THE REQUEST:
Go through the listing and copy each line with the string "name".

Dataset entries on figures:
________________________________________

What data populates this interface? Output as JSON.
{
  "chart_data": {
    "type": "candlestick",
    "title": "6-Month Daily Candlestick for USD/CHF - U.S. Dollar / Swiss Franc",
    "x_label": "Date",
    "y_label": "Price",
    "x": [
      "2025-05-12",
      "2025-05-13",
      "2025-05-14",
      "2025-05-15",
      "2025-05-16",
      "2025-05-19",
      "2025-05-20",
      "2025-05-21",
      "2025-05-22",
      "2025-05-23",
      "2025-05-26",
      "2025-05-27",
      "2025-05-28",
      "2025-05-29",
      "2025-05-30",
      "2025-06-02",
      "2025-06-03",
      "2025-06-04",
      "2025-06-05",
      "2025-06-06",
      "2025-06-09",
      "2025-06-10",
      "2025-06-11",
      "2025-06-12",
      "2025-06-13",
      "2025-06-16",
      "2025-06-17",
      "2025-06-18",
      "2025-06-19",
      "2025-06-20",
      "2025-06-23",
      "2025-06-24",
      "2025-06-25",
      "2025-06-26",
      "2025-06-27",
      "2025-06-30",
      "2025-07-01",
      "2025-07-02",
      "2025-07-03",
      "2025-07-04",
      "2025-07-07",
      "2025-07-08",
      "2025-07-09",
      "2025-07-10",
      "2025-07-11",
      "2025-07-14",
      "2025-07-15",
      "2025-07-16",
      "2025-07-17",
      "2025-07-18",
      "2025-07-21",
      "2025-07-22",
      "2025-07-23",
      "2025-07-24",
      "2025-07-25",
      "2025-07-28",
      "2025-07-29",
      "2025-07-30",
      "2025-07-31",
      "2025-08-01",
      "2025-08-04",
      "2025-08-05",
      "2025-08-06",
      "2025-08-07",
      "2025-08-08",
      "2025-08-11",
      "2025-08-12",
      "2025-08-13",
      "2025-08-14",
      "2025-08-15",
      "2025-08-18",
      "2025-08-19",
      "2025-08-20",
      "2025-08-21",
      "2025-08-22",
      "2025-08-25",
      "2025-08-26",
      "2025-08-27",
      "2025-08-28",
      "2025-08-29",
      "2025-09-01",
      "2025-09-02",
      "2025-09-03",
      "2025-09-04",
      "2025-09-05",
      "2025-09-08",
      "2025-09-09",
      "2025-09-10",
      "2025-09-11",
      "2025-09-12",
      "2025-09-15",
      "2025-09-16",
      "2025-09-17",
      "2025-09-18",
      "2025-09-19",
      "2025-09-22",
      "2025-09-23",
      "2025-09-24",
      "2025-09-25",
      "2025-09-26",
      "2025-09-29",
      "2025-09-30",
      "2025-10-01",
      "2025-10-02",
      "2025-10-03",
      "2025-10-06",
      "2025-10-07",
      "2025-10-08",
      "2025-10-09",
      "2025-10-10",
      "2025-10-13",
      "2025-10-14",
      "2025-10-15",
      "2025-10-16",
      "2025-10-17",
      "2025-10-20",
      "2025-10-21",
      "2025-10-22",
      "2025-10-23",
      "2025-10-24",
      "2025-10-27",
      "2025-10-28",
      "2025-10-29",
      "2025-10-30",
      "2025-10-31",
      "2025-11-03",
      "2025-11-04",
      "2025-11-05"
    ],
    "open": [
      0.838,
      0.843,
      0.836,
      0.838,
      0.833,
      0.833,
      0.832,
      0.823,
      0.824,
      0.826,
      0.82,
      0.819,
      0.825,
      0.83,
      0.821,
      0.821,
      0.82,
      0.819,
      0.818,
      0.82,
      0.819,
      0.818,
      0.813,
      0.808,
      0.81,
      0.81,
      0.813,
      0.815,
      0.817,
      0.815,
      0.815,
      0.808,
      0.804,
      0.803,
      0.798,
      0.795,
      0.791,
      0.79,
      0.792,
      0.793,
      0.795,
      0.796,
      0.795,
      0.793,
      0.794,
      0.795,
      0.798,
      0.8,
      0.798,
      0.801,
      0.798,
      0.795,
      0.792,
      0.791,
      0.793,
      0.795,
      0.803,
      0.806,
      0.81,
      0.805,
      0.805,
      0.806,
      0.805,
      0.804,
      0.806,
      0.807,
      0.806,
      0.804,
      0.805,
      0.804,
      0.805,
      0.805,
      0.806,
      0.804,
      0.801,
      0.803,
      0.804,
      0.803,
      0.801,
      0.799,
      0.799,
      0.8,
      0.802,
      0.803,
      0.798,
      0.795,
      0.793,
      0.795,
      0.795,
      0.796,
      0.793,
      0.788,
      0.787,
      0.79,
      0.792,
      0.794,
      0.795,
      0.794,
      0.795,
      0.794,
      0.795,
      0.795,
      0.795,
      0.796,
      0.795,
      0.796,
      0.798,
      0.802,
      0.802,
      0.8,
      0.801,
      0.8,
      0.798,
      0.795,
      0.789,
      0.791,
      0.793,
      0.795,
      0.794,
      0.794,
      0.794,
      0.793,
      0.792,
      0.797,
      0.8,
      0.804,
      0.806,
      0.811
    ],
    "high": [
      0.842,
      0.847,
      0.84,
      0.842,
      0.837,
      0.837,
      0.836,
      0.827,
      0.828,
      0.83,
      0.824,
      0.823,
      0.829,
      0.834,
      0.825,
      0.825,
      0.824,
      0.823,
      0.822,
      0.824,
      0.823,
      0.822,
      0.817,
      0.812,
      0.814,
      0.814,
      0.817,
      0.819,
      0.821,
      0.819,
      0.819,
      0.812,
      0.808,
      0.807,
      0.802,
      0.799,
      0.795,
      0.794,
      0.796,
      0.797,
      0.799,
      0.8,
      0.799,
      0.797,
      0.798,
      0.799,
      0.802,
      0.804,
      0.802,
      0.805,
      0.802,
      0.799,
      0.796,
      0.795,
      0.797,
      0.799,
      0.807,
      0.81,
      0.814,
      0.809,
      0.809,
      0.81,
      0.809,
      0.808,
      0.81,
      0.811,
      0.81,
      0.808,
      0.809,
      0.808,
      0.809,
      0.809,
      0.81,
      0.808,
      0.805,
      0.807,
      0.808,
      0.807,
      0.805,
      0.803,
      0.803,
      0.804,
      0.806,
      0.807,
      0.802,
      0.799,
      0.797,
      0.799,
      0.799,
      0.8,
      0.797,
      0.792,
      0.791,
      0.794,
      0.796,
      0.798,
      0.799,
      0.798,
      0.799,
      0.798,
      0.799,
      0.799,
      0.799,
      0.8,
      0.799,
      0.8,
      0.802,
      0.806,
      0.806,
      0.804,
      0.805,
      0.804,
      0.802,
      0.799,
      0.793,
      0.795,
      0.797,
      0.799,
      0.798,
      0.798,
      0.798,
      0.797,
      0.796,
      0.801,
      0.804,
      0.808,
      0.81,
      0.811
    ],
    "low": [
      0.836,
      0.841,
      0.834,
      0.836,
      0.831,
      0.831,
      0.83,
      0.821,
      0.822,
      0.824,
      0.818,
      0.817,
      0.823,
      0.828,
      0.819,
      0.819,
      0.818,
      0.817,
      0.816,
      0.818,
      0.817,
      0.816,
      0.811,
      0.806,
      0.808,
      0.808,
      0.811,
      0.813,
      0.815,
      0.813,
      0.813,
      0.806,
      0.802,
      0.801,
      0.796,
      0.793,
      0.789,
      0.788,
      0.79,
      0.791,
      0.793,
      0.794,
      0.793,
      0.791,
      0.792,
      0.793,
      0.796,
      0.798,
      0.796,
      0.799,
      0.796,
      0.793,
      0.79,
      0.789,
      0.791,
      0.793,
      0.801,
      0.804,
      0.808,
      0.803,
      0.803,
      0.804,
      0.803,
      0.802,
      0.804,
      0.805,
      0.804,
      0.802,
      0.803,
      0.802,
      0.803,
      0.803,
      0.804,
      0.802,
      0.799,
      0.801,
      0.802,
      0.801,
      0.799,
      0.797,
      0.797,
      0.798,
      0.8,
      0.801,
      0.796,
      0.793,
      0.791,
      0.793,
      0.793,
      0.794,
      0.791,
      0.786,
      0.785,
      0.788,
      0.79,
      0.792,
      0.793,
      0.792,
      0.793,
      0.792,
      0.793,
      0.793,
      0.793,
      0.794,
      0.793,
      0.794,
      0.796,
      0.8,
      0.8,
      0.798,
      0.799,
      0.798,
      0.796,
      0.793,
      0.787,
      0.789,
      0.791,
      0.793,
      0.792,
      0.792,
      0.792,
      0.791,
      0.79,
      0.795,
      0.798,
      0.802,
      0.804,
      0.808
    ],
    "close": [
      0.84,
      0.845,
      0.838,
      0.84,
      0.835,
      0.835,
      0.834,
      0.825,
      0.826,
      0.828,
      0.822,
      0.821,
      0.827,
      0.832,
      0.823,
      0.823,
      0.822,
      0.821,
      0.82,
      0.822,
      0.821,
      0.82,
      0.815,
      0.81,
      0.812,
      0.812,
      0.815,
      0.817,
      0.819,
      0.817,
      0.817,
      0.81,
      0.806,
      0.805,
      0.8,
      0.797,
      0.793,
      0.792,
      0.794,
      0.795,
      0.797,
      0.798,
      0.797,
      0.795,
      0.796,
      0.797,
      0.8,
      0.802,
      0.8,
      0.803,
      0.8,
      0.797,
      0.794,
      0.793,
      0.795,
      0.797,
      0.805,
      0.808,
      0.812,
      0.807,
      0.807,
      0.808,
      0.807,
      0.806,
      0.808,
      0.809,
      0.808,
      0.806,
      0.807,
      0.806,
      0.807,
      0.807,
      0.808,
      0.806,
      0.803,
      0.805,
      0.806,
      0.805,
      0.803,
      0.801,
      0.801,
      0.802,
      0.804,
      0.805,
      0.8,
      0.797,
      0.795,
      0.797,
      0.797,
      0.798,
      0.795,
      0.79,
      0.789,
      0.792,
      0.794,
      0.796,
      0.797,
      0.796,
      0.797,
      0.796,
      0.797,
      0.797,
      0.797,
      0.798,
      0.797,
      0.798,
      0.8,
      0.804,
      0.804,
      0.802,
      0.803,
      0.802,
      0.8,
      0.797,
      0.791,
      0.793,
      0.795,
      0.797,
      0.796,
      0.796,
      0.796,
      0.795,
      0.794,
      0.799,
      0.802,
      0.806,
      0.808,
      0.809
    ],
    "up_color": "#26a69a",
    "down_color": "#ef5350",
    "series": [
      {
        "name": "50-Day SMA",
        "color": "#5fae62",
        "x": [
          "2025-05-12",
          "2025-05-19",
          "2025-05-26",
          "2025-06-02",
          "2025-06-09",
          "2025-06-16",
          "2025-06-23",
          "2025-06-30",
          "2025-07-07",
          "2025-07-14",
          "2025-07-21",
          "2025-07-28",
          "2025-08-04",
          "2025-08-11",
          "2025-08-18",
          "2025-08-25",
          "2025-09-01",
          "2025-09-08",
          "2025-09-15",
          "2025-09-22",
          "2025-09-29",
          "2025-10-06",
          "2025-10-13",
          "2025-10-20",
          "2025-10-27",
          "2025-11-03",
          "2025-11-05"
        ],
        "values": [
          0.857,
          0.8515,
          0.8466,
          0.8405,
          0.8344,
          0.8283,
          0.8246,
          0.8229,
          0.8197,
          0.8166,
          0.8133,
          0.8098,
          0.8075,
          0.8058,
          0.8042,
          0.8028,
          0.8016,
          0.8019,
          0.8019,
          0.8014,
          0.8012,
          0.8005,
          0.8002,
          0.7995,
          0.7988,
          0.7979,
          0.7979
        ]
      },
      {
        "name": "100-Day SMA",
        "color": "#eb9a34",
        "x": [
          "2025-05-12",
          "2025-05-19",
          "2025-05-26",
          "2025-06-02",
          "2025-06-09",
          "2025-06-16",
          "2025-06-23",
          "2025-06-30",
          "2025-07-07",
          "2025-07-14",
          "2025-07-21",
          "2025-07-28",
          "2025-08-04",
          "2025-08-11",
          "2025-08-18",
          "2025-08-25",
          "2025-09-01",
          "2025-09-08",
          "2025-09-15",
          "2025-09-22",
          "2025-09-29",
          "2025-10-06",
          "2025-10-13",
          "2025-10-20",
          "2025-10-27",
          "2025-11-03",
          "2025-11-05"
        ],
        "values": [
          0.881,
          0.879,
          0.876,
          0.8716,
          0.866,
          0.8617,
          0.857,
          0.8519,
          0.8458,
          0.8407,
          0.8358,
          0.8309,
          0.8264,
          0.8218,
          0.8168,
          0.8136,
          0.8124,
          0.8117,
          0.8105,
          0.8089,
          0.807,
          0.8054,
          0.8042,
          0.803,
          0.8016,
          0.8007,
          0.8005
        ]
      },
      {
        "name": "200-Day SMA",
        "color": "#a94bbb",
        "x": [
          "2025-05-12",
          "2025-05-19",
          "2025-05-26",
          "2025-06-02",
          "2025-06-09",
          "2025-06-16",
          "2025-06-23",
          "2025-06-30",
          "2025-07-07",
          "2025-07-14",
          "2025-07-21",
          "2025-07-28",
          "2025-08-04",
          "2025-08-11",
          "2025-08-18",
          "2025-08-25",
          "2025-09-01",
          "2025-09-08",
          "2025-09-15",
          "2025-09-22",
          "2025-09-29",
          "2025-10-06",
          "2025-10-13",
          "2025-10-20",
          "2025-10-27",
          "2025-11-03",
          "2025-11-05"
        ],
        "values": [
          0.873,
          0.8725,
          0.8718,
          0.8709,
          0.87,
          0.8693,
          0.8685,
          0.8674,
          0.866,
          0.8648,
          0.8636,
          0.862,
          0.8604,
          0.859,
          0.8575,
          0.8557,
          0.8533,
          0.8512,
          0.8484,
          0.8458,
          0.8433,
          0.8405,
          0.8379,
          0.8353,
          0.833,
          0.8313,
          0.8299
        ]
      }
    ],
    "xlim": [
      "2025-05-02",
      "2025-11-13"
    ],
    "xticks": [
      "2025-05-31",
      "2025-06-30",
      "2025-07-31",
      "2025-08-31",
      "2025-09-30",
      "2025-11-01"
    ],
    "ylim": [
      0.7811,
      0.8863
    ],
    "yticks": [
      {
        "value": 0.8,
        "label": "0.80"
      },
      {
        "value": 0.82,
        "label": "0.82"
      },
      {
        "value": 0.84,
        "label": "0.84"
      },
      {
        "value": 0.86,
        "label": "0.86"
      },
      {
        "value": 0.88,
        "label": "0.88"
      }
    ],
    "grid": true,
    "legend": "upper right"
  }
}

________________________________________

TASK SOLUTION:
        "name": "50-Day SMA",
        "name": "100-Day SMA",
        "name": "200-Day SMA",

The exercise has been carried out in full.